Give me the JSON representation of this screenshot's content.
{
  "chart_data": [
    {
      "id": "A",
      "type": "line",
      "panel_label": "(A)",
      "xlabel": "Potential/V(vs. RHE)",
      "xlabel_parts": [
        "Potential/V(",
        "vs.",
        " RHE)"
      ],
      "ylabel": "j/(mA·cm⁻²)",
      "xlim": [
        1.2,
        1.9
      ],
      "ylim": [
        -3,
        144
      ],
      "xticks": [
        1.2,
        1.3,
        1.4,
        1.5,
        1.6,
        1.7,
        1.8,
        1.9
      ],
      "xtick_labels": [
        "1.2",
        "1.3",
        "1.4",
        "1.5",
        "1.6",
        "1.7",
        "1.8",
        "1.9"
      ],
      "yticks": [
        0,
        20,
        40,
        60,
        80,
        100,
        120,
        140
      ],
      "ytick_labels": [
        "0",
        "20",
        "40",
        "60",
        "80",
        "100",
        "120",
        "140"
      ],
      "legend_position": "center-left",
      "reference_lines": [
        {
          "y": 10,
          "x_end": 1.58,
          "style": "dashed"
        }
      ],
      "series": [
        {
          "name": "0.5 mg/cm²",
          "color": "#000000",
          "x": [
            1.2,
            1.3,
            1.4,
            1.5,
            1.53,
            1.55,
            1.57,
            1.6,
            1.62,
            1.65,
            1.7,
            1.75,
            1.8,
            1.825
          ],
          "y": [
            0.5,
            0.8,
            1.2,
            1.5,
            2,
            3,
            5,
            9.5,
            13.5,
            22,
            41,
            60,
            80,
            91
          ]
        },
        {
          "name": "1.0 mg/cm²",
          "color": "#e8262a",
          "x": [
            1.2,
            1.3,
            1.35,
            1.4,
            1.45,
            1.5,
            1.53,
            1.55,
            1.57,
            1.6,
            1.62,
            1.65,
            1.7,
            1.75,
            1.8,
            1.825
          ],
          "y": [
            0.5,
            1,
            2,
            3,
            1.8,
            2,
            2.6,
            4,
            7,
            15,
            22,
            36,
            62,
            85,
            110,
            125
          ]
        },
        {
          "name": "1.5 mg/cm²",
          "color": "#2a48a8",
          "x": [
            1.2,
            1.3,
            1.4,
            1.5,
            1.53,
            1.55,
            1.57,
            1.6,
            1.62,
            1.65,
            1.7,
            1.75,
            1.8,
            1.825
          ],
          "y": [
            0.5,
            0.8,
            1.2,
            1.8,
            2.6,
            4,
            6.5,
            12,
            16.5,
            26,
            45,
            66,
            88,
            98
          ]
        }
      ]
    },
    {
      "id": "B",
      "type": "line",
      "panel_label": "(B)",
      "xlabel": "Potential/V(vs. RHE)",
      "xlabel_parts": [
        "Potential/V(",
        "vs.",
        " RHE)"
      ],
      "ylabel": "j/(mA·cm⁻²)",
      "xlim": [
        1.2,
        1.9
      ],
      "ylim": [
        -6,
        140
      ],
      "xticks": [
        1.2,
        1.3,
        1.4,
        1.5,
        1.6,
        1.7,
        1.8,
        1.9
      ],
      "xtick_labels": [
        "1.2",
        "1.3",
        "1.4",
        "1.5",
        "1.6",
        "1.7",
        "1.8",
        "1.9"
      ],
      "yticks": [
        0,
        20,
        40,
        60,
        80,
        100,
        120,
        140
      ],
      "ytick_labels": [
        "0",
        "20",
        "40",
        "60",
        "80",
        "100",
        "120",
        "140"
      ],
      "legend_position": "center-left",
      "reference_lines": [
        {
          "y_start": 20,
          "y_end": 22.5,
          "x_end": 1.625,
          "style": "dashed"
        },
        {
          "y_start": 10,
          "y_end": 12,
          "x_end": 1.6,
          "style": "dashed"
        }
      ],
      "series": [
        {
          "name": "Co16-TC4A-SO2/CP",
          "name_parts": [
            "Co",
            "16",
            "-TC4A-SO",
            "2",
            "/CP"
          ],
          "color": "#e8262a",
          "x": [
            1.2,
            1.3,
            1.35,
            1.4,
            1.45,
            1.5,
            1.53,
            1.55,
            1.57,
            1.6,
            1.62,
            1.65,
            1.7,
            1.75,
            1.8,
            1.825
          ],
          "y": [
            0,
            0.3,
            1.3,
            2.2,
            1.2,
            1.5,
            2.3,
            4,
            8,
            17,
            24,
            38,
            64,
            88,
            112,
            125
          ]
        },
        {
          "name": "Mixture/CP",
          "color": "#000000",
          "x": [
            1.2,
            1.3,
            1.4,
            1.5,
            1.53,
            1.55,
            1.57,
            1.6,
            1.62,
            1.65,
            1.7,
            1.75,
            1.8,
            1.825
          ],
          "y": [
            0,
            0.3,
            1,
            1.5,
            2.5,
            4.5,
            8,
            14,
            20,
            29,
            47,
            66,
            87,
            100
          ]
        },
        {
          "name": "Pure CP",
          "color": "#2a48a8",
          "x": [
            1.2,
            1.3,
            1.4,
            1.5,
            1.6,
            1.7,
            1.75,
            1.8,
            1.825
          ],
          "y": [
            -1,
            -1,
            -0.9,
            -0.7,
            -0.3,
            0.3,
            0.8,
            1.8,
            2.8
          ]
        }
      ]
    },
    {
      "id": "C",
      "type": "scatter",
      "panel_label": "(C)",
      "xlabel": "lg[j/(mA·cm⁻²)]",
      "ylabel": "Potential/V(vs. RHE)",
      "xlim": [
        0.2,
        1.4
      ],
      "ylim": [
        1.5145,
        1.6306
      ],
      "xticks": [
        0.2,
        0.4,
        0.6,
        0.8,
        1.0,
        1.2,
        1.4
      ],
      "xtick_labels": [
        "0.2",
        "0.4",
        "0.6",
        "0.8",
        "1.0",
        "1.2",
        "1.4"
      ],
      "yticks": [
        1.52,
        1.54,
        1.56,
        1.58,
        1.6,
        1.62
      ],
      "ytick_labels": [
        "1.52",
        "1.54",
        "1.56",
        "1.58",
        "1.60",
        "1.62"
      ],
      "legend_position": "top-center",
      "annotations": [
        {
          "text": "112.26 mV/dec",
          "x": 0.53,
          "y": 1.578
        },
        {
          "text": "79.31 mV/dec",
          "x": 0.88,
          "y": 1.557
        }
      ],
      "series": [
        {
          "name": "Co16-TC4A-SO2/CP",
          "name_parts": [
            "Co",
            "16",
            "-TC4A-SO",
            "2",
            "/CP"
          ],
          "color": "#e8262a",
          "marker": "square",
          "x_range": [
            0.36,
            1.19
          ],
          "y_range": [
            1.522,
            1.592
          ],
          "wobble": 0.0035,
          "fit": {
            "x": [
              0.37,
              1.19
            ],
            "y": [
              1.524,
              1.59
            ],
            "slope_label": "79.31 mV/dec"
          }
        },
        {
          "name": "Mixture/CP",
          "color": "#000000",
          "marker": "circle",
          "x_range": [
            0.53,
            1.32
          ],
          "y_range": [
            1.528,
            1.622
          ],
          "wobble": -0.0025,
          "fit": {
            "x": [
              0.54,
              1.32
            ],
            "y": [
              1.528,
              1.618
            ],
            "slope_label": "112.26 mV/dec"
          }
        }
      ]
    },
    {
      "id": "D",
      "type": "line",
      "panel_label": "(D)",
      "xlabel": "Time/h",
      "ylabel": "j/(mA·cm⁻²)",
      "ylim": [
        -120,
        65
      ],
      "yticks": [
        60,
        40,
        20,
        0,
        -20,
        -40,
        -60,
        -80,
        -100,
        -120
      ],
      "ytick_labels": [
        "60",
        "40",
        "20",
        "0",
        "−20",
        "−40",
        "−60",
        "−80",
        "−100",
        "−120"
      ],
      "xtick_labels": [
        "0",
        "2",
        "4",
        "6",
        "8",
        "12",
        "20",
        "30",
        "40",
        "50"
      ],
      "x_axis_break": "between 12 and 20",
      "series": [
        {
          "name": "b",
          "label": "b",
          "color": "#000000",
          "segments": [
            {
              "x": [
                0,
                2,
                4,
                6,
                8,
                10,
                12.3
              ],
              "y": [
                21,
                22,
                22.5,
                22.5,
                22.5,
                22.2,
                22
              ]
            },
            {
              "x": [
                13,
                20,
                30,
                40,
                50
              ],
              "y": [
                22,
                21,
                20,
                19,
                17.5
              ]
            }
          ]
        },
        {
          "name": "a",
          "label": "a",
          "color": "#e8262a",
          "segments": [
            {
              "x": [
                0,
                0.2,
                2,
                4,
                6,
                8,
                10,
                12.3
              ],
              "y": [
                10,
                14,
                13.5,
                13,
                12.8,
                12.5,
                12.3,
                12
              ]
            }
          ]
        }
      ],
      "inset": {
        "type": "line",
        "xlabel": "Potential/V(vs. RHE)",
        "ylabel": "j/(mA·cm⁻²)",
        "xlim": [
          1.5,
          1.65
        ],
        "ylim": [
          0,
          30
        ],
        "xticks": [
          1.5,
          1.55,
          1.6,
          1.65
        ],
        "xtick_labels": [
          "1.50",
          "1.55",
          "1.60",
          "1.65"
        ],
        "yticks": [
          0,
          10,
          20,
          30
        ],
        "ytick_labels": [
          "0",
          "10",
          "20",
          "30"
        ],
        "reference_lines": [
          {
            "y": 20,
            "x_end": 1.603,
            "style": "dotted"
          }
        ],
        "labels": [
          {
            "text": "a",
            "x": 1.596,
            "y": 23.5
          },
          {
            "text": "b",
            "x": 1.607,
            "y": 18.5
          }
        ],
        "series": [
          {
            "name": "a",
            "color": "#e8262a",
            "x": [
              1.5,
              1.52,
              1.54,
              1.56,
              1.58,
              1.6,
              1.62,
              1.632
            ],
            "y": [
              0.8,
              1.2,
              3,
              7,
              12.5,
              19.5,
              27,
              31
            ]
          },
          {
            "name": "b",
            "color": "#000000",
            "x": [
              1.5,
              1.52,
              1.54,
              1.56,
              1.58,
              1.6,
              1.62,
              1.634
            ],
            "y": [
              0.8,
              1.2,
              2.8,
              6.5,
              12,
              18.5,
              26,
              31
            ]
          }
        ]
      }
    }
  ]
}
—————
EXERCISE DIRECTIONS: From the entries above, copy out every line where the string "text" appears.

OUTPUT OF THE TASK:
          "text": "112.26 mV/dec",
          "text": "79.31 mV/dec",
            "text": "a",
            "text": "b",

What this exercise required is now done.